**Given entries**

--

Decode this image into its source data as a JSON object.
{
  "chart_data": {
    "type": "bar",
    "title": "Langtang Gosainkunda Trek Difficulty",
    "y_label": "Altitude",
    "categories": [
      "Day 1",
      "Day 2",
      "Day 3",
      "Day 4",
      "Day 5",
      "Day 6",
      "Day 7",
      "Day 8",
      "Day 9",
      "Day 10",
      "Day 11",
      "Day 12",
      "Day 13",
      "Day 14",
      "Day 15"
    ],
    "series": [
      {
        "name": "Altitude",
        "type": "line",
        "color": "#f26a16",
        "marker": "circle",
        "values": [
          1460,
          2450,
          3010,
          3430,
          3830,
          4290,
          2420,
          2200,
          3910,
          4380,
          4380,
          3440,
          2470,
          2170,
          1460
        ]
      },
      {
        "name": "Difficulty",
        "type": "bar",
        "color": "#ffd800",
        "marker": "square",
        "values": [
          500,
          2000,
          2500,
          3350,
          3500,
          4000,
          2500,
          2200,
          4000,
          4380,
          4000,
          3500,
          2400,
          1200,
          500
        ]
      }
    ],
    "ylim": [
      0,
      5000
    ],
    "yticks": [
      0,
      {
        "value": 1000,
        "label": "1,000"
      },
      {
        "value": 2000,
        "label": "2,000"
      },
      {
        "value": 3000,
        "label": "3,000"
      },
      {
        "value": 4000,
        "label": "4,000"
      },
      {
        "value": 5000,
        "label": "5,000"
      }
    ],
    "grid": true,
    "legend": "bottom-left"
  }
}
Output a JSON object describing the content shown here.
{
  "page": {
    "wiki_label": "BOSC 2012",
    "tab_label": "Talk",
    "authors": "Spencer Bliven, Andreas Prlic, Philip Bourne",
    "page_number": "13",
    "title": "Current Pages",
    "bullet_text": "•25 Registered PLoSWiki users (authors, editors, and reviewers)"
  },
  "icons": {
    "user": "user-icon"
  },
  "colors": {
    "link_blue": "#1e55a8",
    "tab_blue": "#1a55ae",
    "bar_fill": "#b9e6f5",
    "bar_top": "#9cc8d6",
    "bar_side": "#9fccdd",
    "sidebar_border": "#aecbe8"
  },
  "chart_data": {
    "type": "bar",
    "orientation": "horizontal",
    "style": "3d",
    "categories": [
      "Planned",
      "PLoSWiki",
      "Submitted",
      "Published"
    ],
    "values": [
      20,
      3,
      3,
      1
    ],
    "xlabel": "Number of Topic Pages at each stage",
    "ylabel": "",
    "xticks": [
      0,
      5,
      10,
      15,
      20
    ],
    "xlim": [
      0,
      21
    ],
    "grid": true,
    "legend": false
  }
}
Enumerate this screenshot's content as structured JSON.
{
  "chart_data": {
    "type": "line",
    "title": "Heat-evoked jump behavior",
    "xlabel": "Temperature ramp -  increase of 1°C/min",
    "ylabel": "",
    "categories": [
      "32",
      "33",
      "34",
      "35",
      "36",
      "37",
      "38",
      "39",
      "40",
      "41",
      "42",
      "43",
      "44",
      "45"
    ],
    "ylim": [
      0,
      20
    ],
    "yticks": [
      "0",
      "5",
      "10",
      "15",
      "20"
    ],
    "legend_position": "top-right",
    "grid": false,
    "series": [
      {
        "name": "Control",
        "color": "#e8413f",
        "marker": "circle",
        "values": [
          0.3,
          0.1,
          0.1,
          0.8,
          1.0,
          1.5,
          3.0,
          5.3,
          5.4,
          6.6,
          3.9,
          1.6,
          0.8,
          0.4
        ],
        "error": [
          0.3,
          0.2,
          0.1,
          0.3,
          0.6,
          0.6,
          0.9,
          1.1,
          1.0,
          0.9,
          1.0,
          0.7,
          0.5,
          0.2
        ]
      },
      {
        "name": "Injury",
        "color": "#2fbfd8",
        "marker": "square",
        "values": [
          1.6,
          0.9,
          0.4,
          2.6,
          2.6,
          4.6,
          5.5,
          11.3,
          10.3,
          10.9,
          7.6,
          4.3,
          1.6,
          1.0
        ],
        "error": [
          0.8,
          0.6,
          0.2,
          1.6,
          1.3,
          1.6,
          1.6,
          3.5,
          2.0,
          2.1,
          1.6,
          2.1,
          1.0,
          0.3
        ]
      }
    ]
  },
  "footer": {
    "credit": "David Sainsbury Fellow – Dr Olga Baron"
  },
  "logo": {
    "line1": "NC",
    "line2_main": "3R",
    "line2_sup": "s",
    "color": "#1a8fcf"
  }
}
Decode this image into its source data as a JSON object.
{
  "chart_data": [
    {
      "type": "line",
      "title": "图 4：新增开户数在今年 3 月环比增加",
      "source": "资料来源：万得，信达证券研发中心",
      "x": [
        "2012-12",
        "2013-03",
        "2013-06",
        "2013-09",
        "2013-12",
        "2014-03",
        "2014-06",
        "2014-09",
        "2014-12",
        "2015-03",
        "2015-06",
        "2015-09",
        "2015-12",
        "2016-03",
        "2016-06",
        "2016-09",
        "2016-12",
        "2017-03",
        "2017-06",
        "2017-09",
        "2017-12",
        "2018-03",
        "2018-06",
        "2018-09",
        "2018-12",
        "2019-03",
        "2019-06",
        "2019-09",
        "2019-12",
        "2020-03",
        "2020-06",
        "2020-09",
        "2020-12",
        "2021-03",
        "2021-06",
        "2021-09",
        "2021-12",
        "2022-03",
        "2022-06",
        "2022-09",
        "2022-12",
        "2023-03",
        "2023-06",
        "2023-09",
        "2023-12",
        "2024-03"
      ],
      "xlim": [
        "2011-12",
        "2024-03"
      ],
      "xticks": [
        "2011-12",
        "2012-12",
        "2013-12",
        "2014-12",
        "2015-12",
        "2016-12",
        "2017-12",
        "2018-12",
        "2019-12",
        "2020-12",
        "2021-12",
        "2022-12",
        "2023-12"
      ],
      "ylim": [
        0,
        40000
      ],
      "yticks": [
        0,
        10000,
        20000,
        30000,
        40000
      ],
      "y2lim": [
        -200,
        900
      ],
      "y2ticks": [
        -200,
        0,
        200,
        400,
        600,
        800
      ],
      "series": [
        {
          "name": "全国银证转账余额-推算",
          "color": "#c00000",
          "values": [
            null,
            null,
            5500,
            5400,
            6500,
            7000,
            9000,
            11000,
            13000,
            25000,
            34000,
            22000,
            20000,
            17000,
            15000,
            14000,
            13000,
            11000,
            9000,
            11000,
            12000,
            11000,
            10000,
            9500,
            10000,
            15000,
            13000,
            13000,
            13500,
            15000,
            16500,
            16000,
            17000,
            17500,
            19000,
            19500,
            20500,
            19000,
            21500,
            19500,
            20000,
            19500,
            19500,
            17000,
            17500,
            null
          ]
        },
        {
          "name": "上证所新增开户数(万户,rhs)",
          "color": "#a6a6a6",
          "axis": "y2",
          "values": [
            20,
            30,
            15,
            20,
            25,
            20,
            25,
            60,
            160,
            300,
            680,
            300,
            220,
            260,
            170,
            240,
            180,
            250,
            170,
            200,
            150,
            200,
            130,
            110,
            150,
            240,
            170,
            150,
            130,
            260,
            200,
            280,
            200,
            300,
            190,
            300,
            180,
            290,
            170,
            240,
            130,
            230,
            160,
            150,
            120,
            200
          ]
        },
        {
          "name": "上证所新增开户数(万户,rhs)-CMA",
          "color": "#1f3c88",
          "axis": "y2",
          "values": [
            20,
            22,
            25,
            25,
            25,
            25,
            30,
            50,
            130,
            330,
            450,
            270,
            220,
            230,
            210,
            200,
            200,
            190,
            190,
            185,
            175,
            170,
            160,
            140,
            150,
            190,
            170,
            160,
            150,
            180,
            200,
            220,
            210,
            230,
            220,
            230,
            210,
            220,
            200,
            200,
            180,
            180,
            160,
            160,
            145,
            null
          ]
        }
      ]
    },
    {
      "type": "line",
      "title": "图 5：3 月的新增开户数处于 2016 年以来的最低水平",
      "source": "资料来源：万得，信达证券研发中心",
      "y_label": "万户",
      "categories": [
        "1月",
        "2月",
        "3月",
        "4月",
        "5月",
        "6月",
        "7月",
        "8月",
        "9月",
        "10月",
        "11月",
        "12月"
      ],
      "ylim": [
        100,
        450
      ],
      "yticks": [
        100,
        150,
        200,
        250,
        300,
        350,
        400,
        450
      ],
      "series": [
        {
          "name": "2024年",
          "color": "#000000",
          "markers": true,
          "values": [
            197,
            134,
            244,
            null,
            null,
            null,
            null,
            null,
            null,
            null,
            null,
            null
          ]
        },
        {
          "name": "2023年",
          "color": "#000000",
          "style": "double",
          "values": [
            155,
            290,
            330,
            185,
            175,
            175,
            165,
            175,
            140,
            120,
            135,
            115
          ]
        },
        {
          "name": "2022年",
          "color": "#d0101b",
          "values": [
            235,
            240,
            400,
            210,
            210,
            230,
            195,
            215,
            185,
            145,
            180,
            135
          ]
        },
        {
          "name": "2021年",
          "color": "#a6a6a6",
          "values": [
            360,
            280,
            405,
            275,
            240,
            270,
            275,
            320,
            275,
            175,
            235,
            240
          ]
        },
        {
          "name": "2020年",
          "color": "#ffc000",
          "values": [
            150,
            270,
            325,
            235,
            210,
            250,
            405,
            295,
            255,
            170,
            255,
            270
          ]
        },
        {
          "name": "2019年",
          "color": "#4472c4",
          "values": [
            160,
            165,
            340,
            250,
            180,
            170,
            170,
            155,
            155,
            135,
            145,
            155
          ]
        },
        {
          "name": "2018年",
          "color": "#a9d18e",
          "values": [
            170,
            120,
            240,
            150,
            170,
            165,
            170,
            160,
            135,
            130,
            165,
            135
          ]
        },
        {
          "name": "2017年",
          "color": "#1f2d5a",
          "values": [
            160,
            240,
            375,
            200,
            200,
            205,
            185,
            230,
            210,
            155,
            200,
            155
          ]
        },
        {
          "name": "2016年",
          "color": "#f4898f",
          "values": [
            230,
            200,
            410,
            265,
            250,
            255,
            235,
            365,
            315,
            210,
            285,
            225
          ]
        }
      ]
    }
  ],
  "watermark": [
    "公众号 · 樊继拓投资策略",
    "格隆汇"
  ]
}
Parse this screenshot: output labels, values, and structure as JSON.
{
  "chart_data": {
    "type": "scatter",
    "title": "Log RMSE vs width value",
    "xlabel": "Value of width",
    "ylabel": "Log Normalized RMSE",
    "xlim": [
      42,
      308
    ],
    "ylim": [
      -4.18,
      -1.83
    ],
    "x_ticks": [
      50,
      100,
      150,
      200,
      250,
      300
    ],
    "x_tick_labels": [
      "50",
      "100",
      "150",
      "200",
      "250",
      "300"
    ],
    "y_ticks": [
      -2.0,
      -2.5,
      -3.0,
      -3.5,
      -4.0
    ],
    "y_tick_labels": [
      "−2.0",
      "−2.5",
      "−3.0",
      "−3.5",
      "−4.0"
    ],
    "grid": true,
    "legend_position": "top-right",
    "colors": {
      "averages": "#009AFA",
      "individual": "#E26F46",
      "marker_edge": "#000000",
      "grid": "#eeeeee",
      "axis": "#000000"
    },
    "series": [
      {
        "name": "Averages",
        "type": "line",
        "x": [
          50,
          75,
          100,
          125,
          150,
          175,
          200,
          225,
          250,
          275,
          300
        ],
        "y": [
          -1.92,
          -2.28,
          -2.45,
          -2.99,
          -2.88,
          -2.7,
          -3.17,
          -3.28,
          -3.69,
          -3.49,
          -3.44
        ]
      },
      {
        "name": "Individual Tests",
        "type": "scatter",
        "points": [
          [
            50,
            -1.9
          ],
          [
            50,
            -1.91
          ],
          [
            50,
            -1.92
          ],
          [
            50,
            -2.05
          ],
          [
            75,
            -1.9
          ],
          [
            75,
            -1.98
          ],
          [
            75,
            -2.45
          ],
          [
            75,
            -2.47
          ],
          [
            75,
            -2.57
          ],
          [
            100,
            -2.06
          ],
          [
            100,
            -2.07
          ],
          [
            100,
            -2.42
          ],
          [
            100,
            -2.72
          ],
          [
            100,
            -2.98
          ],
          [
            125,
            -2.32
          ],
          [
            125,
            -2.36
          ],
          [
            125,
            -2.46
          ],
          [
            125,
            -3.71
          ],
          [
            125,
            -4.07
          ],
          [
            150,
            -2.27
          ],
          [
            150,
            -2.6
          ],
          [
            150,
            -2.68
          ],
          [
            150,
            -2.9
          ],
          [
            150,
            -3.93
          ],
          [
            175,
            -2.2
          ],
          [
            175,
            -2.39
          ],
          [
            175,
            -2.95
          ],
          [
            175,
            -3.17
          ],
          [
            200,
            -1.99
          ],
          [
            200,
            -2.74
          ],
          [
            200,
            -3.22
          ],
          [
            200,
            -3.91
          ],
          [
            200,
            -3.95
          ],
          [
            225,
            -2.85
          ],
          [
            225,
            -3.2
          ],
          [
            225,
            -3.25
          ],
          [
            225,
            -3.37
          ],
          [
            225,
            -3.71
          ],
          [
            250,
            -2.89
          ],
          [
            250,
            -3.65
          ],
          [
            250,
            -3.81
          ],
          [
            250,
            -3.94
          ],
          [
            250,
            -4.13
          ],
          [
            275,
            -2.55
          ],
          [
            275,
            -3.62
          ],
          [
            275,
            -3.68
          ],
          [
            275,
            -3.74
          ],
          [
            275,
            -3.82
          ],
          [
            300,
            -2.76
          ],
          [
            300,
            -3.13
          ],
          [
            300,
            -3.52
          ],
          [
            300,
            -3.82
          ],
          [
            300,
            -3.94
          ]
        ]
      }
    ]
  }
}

--

**Task description**
Scan the material above. Extract every line in which the word "width" occurs.

**Finished answer**
    "title": "Log RMSE vs width value",
    "xlabel": "Value of width",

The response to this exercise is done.